● Task prompt:
Identify the lines that include the word "name", then copy all of them.

-------- Data entries --------

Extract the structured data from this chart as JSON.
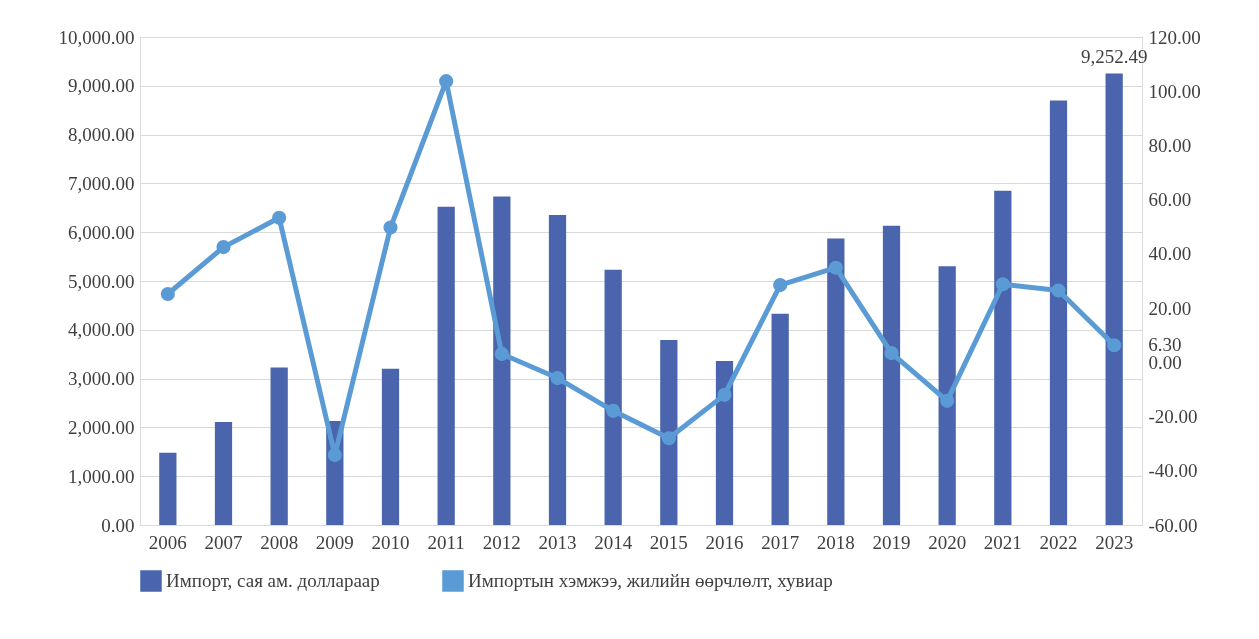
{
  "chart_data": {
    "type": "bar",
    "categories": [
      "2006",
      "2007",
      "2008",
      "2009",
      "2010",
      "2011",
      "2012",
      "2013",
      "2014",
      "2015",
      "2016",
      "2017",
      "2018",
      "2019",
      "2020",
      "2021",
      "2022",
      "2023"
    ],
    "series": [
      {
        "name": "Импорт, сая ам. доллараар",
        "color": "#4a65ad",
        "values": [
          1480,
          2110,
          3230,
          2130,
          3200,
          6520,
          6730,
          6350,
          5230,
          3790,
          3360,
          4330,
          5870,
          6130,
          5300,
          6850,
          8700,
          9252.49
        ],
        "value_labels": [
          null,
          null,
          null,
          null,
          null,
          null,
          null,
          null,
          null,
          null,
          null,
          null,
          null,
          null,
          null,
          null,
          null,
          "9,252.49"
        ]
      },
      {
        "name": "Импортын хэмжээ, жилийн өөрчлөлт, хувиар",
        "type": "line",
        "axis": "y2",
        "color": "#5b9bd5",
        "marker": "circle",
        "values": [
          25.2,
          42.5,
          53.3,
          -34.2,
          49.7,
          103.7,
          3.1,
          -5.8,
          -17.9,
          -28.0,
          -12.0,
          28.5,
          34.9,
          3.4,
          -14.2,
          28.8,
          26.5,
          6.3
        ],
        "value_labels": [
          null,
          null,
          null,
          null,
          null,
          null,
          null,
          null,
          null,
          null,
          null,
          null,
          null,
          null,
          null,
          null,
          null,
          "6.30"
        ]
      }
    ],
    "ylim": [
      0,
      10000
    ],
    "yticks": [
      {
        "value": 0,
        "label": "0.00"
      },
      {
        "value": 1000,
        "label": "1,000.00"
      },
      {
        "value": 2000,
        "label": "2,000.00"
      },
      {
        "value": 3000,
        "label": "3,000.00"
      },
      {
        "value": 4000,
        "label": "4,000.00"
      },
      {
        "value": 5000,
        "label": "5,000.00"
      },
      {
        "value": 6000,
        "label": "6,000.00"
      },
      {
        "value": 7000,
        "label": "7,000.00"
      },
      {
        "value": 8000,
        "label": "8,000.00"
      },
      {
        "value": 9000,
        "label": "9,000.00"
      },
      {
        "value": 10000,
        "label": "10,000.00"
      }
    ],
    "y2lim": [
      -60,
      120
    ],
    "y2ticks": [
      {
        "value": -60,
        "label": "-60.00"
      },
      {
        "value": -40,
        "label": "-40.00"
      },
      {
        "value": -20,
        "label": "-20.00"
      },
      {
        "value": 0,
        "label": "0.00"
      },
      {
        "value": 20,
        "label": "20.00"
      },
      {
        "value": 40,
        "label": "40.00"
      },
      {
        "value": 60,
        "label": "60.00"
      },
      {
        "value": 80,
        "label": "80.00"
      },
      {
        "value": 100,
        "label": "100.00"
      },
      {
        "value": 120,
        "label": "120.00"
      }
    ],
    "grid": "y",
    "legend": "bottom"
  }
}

--------

● Full output:
        "name": "Импорт, сая ам. доллараар",
        "name": "Импортын хэмжээ, жилийн өөрчлөлт, хувиар",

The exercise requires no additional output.